- Passage to read
"""

My Little Darlin, PT day 6
12:00 am near the beginning of PT day 6. I saw my beautiful wife for the last time today at 9:00pm. I get to see her again in the morning at 6:00. Tonight was better than last night because last night I was bothered so much by her not responding after having her sedation turned off. I have found out since that that was not surprising for several reasons and that I should not be alarmed. I don't sleep much these days. I come back to this hotel each night hoping I will sleep but as soon as I turn off the lights my mind starts going over things. I remember her face in the critical care unit, her eyes are closed and there is no expression. I kiss her face wherever there is not any tape holding some type of device on or in her. I tell her how much I love her. ( and I love her so much it hurts bad) . I hold her hand, gently though because her fingers are broken. There is still no expression, I wonder if I will get to see any emotion from her again. I think about the beautiful happy smiling face in the photo on her Facebook page. I shed tears for a few minutes and I still can not go to sleep. I begin to think about her on her bike pedaling west on highway 50, she hears the car approaching. All of us who ride road bikes hear the cars approaching from behind. I see in my mind the absolute brutal impact of that car hitting my Beautiful Little Darlin (like you would see in a movie only this is real) full force at 55 + mph. I feel the absolute terror she had to have felt (if she is still conscious) as that car is slamming her 200yards down the road. I cry some more and I get angry. I may get a couple of hours of sleep but got to get up at 5:00am so I can see my baby at 6:00. I am always cautiously optimistic since it has been 9 hours since I last saw her. I hope she has had some improvement and pray she has not gotten worse.
6:00am. They have just announced that families can go back and visit. All except the morgan family who is delayed, my heart rate increases with anxiety as to why? Is there a problem I wonder? This delay happens occasionally and usually not a problem. I am always on pins and needles though. The delay was short. Her nurse just wanted to be organized so when I came she could give me her full attention. Jan had a good night(TIGT). Yesterday she had some problems throughout the day with her blood pressure going up. Not critically high but her intracranial pressure went up as well. With her brain trauma increased pressures are not a good thing. Suspect the increased pressures were related to pain and stimulation from being moved quite a bit. You may recall that early yesterday she had a CT of her head. Later in the morning she had a CT of the abdomen. Both were OK by the way. Patients have to be taken to CT, CT can not come to them. With a critical patient this is a major ordeal. Transportation is cumbersome with all of the support devices that have to be taken. The patient( side note, for the 20 plus years I have been in medicine it has always been "the patient", now it is My Littlt Darlin, this is a whole new way for me to see things, I do not like it but it will make me a better physician in the future, another potential good thing to get out of this otherwise horrible tragedy) Once in CT several people must physically lift her from her bed to the CT table and back again after the scan. It is awkward to do this with a patient and the difficulty is compounded by all of the tubes and lines coming from My Little Darlin. Any one of these tubular structures could easily but accidentally get pulled out. Even with the sedation and narcotic infusion she senses significant pain from with the transportation and movement from her numerous fractures. They did this twice. That is likely why her pressures were up. Her morphine and versed were increased significantly for this. Her pressures came on down last night to very good levels and remained there(TIGT). Her fever remained in check and her oxygen requirements remained in check(TIGT). Overall no setbacks last night which is always a very good thing.

"""

- What the task asks
In the PT day 6 post, what two scans did Jan have the day before?

- Data extracts
"""

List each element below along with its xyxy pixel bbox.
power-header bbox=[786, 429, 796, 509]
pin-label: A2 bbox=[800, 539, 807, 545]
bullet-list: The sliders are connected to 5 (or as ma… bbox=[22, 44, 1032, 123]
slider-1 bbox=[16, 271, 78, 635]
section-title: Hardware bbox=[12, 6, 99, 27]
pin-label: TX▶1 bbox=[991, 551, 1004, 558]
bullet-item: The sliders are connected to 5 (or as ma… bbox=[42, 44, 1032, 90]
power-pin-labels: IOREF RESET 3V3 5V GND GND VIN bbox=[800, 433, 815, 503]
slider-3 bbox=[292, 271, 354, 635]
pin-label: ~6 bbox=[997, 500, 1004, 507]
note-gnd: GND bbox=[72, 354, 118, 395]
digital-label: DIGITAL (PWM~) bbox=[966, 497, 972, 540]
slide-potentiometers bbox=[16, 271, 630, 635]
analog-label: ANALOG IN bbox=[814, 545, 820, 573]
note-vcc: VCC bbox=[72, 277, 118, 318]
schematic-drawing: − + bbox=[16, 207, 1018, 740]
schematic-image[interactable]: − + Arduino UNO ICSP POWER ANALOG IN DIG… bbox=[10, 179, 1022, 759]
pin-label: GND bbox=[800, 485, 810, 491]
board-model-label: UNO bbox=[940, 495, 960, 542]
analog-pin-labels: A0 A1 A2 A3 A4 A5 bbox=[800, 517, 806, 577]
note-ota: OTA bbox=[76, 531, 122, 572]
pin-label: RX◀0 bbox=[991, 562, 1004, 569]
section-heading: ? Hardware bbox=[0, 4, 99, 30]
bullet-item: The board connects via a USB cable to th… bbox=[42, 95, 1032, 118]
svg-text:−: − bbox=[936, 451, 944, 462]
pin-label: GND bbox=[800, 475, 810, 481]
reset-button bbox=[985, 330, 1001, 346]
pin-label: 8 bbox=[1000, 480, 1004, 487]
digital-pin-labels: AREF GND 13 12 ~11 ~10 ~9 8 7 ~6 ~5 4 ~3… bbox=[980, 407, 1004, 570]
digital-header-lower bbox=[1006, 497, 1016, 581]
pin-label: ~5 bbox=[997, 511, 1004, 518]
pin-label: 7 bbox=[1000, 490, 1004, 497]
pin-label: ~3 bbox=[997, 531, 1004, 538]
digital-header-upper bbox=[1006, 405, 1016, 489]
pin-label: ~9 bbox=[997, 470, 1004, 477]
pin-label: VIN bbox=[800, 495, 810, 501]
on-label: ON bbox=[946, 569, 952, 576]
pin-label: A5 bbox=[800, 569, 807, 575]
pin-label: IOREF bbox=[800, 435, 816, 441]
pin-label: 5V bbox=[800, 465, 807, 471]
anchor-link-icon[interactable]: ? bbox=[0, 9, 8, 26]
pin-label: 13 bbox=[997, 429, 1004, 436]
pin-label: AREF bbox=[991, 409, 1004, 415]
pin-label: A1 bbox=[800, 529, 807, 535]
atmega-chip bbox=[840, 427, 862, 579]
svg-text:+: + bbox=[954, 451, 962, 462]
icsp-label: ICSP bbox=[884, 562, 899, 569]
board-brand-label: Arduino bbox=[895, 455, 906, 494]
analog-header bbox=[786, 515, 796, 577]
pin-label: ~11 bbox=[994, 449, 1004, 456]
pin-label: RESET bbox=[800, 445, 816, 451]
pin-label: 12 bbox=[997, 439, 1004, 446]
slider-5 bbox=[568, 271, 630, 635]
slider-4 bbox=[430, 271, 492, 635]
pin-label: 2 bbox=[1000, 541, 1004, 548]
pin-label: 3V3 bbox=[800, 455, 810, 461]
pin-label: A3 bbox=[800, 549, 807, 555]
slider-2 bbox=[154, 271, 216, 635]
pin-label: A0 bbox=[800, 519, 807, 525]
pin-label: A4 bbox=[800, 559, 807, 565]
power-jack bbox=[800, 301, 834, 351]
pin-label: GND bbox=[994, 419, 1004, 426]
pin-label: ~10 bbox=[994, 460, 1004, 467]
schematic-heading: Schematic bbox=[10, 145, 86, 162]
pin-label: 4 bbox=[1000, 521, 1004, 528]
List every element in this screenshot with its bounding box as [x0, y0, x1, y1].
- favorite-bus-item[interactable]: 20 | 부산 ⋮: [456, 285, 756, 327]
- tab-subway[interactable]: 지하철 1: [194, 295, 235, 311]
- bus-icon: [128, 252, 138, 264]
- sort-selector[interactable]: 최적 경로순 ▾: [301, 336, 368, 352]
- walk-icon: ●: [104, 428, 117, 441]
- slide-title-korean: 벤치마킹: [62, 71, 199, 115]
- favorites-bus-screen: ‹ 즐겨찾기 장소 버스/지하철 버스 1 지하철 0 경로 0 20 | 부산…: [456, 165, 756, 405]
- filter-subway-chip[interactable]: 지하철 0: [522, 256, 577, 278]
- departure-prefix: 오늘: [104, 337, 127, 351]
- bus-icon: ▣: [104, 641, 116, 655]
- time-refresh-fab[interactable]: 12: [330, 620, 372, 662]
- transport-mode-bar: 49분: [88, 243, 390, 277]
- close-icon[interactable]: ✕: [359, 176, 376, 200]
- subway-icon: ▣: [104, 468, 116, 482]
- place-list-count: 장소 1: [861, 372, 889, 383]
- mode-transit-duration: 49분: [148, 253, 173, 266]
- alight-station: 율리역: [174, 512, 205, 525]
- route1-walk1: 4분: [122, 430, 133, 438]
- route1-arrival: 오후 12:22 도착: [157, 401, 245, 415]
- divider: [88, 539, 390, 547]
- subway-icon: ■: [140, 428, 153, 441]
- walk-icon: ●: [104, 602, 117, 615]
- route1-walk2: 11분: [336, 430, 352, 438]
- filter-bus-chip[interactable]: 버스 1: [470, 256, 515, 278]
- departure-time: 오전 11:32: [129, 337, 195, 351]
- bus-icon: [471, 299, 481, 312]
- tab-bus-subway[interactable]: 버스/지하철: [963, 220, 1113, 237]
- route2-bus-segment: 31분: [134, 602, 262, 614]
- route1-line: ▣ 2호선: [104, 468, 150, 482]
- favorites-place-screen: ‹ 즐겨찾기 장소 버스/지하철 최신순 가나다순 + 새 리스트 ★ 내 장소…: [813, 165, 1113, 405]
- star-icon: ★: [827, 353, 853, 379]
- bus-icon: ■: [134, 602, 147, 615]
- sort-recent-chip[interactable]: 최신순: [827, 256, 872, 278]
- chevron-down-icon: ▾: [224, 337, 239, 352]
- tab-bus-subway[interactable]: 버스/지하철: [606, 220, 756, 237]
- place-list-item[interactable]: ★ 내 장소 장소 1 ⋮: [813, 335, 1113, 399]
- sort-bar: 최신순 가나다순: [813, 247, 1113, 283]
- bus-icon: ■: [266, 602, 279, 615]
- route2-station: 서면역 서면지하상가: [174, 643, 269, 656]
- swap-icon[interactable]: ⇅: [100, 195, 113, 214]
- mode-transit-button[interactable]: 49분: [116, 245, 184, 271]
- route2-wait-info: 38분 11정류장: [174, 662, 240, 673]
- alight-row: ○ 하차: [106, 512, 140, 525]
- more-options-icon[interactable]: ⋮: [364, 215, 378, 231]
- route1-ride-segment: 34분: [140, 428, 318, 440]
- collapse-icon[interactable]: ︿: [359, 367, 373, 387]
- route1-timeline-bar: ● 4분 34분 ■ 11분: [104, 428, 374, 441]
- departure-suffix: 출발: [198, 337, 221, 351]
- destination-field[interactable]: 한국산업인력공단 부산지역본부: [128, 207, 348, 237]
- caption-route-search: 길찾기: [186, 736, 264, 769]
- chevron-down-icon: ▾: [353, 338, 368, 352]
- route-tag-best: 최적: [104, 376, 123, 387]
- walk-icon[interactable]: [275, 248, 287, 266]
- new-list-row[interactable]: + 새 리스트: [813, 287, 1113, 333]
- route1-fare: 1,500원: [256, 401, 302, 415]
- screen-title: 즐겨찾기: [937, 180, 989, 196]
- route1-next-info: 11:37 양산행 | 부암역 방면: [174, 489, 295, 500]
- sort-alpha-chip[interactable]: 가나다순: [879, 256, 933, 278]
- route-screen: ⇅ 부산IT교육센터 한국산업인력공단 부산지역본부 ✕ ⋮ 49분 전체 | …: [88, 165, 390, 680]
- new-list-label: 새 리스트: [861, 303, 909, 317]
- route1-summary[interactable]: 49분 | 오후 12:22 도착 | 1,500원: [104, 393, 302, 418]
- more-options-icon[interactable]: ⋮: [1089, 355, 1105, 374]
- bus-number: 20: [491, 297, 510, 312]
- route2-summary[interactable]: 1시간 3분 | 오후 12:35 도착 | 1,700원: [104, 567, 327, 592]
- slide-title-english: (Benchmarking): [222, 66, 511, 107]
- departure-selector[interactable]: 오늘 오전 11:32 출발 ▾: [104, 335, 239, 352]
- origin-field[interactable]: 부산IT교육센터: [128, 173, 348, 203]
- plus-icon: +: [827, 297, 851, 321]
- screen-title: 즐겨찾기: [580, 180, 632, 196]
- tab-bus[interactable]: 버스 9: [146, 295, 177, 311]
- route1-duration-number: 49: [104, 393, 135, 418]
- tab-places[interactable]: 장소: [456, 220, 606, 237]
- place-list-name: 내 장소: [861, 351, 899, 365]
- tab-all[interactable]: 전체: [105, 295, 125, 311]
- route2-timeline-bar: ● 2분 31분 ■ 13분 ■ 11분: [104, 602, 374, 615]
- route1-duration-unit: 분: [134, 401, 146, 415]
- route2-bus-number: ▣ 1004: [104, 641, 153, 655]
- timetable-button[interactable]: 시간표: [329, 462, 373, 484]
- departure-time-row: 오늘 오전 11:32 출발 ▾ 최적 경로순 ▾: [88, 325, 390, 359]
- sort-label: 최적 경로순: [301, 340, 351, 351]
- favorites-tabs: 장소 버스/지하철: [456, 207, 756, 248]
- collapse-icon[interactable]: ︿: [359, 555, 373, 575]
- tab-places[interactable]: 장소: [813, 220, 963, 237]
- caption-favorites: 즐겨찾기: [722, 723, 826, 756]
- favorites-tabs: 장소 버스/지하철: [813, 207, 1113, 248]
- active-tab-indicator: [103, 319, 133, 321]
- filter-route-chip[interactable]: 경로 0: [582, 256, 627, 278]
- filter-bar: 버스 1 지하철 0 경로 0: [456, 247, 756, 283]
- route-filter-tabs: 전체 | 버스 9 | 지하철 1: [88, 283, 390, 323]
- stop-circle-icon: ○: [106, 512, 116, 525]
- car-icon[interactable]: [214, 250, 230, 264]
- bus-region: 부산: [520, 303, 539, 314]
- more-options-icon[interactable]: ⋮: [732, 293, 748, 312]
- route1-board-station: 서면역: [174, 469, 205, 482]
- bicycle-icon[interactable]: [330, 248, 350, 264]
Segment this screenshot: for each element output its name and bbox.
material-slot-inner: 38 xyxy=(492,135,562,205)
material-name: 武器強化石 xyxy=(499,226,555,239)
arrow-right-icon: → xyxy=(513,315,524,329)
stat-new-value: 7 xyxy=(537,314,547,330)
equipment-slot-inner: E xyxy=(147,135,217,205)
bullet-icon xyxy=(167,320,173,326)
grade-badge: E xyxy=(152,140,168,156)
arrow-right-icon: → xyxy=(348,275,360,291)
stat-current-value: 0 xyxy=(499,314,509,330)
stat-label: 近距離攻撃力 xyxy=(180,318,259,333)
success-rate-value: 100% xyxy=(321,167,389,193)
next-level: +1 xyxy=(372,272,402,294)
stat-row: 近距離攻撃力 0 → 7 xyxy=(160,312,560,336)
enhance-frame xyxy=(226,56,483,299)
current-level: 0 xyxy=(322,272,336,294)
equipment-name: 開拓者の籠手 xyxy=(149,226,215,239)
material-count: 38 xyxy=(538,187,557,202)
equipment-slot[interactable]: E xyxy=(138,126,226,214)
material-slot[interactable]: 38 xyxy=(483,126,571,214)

"""

- Solution below
A CT of the head and a CT of the abdomen.